EXERCISE PROMPT — Resume the sepsis hospital-stay post below, continuing its timeline after the last sentence shown.

EXCERPTED PASSAGE —
Sepsis vs Sadler A Week in Hospital


In this Post:
A radiator, drip, a call, then:
Admission to UCLH (University College London Hospital) via their A&E dept.
Two nights reclining on the Haematology ward until a midnight transfer to ICU.
Presenting: Sepsis vs Sadler, a battle fighting sepsis in ICU.
To top it off a dance and a rosie bowl of tom yum soup!

Wow what a ride - the timeline:

|The Radiator:
Saturday morning and I'm trying to rehang the bathroom radiator having been in a state of wonkiness for years. No matter how many times I measured, I couldn't get the brackets in the right place, brain fog! I was taking frustration/exhaustion breaks more and more frequently. I’d also heard an ominous crack from below the floorboards. A pipe joint had cracked and we get the first drip of this story. We now have a large hole in the ceiling of the room below.

Do Not Pass Go:
With perfect irony it wasn't the radiators temperature going up but mine! It was drilled into me at the Macmillan Cancer Centre, 37.5 degrees call the hotline, 38 and straight to A&E. I called and got ‘Go straight to A&E, do not pass Go, do not collect £200’. Off Fliss and go to UCLH A&E. We didn’t wait long because the Emergency Haematology call Line had called ahead to A&E an arranged for us not to hang around in a waiting room full of sick people as I’m immunosuppressed.

Corridors: 
Then it’s a blur as I went from A&E to a room in Haematology via miles of underground tunnels.

RECORD EXTRACTS —
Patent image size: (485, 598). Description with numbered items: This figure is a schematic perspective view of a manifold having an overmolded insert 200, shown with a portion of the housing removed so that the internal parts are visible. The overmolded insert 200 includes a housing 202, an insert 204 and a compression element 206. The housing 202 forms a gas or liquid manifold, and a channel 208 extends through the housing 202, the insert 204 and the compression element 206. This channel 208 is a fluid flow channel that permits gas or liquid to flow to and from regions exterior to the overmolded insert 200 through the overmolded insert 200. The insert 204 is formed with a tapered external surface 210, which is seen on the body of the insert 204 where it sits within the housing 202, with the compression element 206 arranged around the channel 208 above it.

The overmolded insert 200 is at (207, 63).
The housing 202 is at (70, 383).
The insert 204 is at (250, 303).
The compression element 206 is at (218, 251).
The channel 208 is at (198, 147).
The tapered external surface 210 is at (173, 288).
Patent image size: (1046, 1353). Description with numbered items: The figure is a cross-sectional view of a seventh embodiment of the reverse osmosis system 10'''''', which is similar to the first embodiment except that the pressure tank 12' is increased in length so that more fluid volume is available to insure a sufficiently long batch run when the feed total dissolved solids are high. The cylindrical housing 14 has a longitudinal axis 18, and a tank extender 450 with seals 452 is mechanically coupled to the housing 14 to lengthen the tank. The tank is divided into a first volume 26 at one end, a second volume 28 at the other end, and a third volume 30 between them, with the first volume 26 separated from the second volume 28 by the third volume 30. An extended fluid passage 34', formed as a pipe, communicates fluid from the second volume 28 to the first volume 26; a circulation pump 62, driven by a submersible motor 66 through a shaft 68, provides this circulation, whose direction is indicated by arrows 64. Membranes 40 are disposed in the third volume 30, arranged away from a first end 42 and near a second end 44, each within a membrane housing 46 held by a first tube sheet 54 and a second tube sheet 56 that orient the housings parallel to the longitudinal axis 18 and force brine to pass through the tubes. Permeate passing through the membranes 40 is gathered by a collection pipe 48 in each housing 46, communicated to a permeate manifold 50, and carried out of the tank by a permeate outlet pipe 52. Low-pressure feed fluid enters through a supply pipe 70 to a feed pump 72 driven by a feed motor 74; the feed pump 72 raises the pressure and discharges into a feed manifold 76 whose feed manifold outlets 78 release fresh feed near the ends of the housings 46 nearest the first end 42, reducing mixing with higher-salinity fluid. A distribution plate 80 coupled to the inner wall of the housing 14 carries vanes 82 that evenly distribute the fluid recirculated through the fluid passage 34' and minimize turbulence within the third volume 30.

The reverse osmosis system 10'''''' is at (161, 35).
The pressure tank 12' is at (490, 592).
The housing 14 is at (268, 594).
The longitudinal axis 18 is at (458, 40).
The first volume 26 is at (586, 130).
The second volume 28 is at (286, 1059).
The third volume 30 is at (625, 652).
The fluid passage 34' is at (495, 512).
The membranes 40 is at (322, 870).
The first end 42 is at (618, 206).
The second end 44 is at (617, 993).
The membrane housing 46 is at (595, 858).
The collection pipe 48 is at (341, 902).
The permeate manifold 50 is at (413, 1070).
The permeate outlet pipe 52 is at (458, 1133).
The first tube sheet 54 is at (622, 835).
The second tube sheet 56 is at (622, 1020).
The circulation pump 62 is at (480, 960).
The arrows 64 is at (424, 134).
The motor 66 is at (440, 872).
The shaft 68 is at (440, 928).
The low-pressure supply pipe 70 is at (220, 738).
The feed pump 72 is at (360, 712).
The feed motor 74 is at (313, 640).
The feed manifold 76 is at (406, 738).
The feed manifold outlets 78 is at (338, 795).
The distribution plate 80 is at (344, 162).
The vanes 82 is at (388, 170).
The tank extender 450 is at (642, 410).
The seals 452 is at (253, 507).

REPLY —
UCLH consists of many buildings across several streets, all interconnected with underground corridors, intersected with security doors. Now we’ve all seen T.V. hospital dramas where they burst through double doors, but the reality is quite different. Each security door has a card reader about half a bed length away from the door. The porter (bed driver) has the difficult task of touching his security card, holding both doors open and pulling the bed through before finally letting go of the doors. It’s a three person job and a bumpy ride and I certainly recommend you keep your arms inside the bed’s side gates.

Mr President has Entered the Building!
If this was a hotel room it would be a good sized king double with an ensuite disabled toilet / shower in the style of NHS Novus and double doors to prevent infection.

I was hooked up to a drip of antibiotics (drip two) and every so often a nurse would check my obs. (Observations - get with the lingo!)
I was getting colder and colder, which meant I was actually getting hotter and hotter. Then the shivers set in. This is not a gentle brrrrr, it’s so vigorous that I couldn't talk or hold anything.

On the second night I was moved to a room nearer the nurses station where they could ‘better keep an eye on me’. There was also talk of sending me to ICU (Intensive care unit). I didn't like this idea as I was only in for a quick once over and some strong meds!

Getting Steadily Worse:
I’m naïve, always have been, I see things optimistically, but I was experiencing a growing sense of dread. I’d expected a wait in A&E and a hospital grade prescription. Now it was around midnight and I was being prepped to go to ICU. things were getting steadily worse and there was nothing I could do about it. That’s a scary place to be but either due to the drugs, the fever, or my own internal process I didn’t feel anxiety. I was probably storing it up to be processed later.
ICU (Intensive Care Unit)
One two tree lift! And I’m in, and the bed is way more comfortable than those in Haematology. We’d taken a lift and I believed that I was in a basement. Several days later I would see the back of the room for the first time and see the floor to ceiling windows overlooking Grafton Street.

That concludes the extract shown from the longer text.